All of the records listed below should be retyped exactly.

-- begin --

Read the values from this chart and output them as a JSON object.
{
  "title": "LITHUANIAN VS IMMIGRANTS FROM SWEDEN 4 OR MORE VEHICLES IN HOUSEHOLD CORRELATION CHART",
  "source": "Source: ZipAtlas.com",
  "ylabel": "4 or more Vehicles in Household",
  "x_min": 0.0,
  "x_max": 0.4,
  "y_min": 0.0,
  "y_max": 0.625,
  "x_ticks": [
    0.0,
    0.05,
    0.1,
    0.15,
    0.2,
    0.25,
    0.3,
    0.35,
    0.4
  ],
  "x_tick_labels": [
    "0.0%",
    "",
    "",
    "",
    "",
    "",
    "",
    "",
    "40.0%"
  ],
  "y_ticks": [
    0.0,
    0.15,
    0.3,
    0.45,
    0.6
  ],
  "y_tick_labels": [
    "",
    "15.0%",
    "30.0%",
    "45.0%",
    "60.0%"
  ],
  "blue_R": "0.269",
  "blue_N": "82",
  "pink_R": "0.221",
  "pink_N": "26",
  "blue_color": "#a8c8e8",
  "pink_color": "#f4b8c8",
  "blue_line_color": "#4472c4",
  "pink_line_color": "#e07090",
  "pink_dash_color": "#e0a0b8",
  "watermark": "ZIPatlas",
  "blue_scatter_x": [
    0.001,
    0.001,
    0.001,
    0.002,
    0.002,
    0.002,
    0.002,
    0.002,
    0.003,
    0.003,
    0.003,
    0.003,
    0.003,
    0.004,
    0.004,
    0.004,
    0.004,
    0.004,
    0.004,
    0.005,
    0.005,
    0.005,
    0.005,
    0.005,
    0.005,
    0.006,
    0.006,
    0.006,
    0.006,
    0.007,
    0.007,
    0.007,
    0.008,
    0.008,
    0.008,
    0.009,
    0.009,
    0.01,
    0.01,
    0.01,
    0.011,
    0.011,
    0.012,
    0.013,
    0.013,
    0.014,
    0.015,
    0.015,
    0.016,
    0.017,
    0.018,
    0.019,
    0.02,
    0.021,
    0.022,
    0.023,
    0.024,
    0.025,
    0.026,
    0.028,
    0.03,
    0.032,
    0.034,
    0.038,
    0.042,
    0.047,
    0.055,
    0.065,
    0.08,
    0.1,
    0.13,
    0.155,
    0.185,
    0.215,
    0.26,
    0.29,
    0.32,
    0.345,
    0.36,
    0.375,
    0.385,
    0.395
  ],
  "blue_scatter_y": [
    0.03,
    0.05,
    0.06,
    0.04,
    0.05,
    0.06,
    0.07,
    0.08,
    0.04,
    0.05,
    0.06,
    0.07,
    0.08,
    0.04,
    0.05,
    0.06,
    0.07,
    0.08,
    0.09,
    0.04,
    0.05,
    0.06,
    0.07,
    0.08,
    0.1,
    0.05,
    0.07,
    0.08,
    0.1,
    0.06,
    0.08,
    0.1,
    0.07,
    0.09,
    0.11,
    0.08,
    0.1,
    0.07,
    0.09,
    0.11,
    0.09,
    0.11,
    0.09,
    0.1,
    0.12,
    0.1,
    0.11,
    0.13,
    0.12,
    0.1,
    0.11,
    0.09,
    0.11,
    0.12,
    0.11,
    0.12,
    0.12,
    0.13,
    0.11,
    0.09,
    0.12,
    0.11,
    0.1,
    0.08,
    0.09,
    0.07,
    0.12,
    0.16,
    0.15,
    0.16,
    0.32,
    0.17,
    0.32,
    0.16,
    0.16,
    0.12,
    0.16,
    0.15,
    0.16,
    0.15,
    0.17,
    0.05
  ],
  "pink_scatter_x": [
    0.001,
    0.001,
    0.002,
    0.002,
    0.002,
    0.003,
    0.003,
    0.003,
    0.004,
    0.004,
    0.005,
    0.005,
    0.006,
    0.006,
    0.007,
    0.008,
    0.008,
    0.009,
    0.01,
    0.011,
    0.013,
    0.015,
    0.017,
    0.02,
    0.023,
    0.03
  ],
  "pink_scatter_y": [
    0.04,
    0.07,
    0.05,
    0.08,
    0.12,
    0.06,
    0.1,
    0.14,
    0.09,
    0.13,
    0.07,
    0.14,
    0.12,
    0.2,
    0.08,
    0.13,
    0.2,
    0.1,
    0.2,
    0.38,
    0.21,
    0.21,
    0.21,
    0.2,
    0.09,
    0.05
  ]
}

-- end --

▶ _Exercise result_
Read the values from this chart and output them as a JSON object.
{
  "title": "LITHUANIAN VS IMMIGRANTS FROM SWEDEN 4 OR MORE VEHICLES IN HOUSEHOLD CORRELATION CHART",
  "source": "Source: ZipAtlas.com",
  "ylabel": "4 or more Vehicles in Household",
  "x_min": 0.0,
  "x_max": 0.4,
  "y_min": 0.0,
  "y_max": 0.625,
  "x_ticks": [
    0.0,
    0.05,
    0.1,
    0.15,
    0.2,
    0.25,
    0.3,
    0.35,
    0.4
  ],
  "x_tick_labels": [
    "0.0%",
    "",
    "",
    "",
    "",
    "",
    "",
    "",
    "40.0%"
  ],
  "y_ticks": [
    0.0,
    0.15,
    0.3,
    0.45,
    0.6
  ],
  "y_tick_labels": [
    "",
    "15.0%",
    "30.0%",
    "45.0%",
    "60.0%"
  ],
  "blue_R": "0.269",
  "blue_N": "82",
  "pink_R": "0.221",
  "pink_N": "26",
  "blue_color": "#a8c8e8",
  "pink_color": "#f4b8c8",
  "blue_line_color": "#4472c4",
  "pink_line_color": "#e07090",
  "pink_dash_color": "#e0a0b8",
  "watermark": "ZIPatlas",
  "blue_scatter_x": [
    0.001,
    0.001,
    0.001,
    0.002,
    0.002,
    0.002,
    0.002,
    0.002,
    0.003,
    0.003,
    0.003,
    0.003,
    0.003,
    0.004,
    0.004,
    0.004,
    0.004,
    0.004,
    0.004,
    0.005,
    0.005,
    0.005,
    0.005,
    0.005,
    0.005,
    0.006,
    0.006,
    0.006,
    0.006,
    0.007,
    0.007,
    0.007,
    0.008,
    0.008,
    0.008,
    0.009,
    0.009,
    0.01,
    0.01,
    0.01,
    0.011,
    0.011,
    0.012,
    0.013,
    0.013,
    0.014,
    0.015,
    0.015,
    0.016,
    0.017,
    0.018,
    0.019,
    0.02,
    0.021,
    0.022,
    0.023,
    0.024,
    0.025,
    0.026,
    0.028,
    0.03,
    0.032,
    0.034,
    0.038,
    0.042,
    0.047,
    0.055,
    0.065,
    0.08,
    0.1,
    0.13,
    0.155,
    0.185,
    0.215,
    0.26,
    0.29,
    0.32,
    0.345,
    0.36,
    0.375,
    0.385,
    0.395
  ],
  "blue_scatter_y": [
    0.03,
    0.05,
    0.06,
    0.04,
    0.05,
    0.06,
    0.07,
    0.08,
    0.04,
    0.05,
    0.06,
    0.07,
    0.08,
    0.04,
    0.05,
    0.06,
    0.07,
    0.08,
    0.09,
    0.04,
    0.05,
    0.06,
    0.07,
    0.08,
    0.1,
    0.05,
    0.07,
    0.08,
    0.1,
    0.06,
    0.08,
    0.1,
    0.07,
    0.09,
    0.11,
    0.08,
    0.1,
    0.07,
    0.09,
    0.11,
    0.09,
    0.11,
    0.09,
    0.1,
    0.12,
    0.1,
    0.11,
    0.13,
    0.12,
    0.1,
    0.11,
    0.09,
    0.11,
    0.12,
    0.11,
    0.12,
    0.12,
    0.13,
    0.11,
    0.09,
    0.12,
    0.11,
    0.1,
    0.08,
    0.09,
    0.07,
    0.12,
    0.16,
    0.15,
    0.16,
    0.32,
    0.17,
    0.32,
    0.16,
    0.16,
    0.12,
    0.16,
    0.15,
    0.16,
    0.15,
    0.17,
    0.05
  ],
  "pink_scatter_x": [
    0.001,
    0.001,
    0.002,
    0.002,
    0.002,
    0.003,
    0.003,
    0.003,
    0.004,
    0.004,
    0.005,
    0.005,
    0.006,
    0.006,
    0.007,
    0.008,
    0.008,
    0.009,
    0.01,
    0.011,
    0.013,
    0.015,
    0.017,
    0.02,
    0.023,
    0.03
  ],
  "pink_scatter_y": [
    0.04,
    0.07,
    0.05,
    0.08,
    0.12,
    0.06,
    0.1,
    0.14,
    0.09,
    0.13,
    0.07,
    0.14,
    0.12,
    0.2,
    0.08,
    0.13,
    0.2,
    0.1,
    0.2,
    0.38,
    0.21,
    0.21,
    0.21,
    0.2,
    0.09,
    0.05
  ]
}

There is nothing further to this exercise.